**Written task**.
Return each line from the entries below that contains the word "left". Case counts.

**Data shown**.

⁂

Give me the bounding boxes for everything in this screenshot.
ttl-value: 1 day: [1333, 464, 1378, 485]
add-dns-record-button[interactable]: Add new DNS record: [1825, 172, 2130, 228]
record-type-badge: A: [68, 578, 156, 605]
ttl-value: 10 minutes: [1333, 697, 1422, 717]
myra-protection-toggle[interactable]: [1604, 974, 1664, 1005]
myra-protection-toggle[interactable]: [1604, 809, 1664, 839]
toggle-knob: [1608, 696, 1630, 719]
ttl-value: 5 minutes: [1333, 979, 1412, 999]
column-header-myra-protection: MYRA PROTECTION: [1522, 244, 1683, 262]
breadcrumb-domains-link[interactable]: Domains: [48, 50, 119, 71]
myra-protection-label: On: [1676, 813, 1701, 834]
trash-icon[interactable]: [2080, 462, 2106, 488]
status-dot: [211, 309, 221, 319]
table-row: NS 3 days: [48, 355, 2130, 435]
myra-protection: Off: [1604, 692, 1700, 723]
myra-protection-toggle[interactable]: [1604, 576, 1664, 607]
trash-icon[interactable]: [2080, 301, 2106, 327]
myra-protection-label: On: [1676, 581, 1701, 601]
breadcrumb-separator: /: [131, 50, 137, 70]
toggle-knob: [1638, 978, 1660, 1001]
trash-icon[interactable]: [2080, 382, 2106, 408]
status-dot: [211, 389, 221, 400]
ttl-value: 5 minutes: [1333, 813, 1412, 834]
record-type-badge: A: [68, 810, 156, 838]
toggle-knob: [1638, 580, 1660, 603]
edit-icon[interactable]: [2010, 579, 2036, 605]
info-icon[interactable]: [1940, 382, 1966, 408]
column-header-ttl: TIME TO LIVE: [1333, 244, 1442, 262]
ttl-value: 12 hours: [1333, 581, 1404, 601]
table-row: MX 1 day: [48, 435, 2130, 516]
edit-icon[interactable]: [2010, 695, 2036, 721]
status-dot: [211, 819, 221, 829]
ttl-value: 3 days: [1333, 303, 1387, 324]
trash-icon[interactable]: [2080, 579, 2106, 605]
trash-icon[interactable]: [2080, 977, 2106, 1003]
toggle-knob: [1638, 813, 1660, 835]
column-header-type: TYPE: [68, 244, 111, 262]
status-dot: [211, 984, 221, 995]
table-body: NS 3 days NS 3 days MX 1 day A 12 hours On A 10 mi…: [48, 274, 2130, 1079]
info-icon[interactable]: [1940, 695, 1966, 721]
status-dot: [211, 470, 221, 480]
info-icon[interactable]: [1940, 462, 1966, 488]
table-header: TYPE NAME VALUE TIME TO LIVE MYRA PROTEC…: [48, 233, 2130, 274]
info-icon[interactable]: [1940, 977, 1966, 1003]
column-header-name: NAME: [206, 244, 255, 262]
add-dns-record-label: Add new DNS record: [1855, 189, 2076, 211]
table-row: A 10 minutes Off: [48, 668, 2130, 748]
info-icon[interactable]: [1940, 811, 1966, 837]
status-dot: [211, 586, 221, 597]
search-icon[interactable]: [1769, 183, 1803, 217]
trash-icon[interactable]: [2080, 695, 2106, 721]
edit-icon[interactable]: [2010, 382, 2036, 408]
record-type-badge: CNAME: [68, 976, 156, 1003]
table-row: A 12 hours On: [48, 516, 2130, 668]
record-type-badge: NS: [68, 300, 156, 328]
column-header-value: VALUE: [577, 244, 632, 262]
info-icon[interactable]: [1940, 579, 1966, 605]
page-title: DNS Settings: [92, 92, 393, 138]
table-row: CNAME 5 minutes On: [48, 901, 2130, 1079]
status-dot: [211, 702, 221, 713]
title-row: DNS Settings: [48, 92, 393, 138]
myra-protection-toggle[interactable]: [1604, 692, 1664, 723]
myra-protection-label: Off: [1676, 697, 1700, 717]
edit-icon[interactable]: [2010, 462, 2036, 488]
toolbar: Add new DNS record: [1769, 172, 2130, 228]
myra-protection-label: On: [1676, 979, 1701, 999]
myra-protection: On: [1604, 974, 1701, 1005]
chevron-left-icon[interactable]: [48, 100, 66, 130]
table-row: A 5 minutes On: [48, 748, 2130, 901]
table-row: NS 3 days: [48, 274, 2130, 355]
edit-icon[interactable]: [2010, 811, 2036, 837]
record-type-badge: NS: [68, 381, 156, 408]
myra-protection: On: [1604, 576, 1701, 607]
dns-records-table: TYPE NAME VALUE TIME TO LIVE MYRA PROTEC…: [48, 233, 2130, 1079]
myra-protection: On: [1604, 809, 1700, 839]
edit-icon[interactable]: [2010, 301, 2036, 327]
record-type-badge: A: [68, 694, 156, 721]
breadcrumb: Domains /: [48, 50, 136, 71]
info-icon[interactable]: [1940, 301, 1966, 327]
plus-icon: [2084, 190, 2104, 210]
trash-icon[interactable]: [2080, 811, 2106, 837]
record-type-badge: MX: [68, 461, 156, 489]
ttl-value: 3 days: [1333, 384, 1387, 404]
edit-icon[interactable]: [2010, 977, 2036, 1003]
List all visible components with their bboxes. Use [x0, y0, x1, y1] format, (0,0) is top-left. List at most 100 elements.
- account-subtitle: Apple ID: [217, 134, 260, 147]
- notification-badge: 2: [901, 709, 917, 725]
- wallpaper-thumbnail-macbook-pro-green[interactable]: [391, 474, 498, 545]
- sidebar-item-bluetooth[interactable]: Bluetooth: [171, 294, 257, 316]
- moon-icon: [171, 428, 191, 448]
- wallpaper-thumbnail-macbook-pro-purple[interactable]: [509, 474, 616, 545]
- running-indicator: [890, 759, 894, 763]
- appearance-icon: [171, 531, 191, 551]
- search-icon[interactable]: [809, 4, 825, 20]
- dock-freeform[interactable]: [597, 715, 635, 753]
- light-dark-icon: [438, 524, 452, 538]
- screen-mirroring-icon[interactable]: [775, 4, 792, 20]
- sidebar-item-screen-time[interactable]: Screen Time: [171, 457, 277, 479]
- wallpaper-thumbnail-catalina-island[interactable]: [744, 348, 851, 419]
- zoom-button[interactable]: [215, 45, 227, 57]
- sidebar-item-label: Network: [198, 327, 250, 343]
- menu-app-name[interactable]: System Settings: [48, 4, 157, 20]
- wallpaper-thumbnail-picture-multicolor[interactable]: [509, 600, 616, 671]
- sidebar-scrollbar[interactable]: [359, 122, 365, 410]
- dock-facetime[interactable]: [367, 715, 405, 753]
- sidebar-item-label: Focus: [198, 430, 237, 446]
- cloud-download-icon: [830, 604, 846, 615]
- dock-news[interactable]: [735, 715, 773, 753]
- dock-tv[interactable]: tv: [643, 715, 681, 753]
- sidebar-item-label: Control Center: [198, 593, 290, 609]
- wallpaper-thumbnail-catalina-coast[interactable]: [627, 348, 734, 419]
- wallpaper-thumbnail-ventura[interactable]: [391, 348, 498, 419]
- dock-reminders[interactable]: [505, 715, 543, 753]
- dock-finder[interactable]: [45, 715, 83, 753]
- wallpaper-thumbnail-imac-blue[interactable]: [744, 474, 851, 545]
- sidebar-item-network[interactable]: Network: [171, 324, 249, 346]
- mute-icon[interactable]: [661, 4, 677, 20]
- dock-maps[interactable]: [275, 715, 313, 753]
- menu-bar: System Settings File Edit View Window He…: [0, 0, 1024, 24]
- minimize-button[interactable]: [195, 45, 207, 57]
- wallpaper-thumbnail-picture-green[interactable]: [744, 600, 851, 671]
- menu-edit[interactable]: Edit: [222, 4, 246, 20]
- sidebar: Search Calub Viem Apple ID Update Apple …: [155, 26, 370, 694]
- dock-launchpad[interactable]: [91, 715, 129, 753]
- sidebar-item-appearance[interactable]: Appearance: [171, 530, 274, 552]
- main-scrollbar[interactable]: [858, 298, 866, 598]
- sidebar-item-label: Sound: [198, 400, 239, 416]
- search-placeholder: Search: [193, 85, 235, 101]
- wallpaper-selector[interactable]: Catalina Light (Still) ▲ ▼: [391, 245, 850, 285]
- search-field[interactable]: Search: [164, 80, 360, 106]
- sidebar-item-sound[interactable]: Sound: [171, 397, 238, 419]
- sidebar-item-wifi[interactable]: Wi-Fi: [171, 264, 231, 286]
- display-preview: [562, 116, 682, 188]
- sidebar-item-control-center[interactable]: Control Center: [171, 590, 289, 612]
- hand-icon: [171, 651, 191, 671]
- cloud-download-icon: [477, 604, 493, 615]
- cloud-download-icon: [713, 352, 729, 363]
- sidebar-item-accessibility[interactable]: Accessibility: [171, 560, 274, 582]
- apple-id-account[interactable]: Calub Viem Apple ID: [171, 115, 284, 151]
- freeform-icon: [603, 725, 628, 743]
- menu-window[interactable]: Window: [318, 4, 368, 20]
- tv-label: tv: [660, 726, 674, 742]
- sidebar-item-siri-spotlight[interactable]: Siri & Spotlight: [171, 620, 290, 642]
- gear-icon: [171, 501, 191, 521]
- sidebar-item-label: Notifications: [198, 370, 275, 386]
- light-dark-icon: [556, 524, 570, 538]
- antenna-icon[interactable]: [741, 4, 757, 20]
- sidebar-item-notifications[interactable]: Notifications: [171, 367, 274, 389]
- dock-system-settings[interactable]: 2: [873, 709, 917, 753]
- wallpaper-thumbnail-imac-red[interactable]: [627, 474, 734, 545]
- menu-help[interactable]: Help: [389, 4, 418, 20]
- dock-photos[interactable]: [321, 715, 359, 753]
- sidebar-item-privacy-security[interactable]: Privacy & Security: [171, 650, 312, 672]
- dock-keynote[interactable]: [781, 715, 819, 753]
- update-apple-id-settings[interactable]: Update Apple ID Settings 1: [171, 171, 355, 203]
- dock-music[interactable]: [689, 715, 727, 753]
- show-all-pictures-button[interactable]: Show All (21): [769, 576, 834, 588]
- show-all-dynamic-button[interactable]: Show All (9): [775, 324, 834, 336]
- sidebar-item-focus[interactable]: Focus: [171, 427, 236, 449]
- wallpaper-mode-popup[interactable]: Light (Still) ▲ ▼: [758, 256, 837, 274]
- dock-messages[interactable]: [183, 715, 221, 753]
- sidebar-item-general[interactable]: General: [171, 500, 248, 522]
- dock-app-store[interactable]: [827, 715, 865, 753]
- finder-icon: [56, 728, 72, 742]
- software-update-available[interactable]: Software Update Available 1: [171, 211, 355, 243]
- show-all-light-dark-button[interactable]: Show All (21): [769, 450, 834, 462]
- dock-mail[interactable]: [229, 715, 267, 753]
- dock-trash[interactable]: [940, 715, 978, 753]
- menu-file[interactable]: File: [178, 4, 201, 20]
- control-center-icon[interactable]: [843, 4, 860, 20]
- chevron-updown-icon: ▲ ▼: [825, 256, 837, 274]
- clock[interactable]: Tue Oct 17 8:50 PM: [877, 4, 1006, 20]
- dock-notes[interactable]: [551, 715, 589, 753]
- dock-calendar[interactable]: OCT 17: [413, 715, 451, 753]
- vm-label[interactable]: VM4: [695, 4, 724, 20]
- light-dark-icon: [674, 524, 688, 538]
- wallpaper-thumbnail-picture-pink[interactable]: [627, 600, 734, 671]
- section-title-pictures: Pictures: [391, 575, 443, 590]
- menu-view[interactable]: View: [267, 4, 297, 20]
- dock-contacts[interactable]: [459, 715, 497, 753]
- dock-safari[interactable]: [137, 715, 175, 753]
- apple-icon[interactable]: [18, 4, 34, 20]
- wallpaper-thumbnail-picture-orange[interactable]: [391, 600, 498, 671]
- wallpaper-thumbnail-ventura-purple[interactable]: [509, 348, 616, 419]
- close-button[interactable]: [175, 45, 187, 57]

⁂

**Output below**.
chevron-left-icon[interactable]: [48, 100, 66, 130]
List all visible components with their bboxes. Use [x0, y0, x1, y1] format, (0,0) is top-left. List at most 100 elements.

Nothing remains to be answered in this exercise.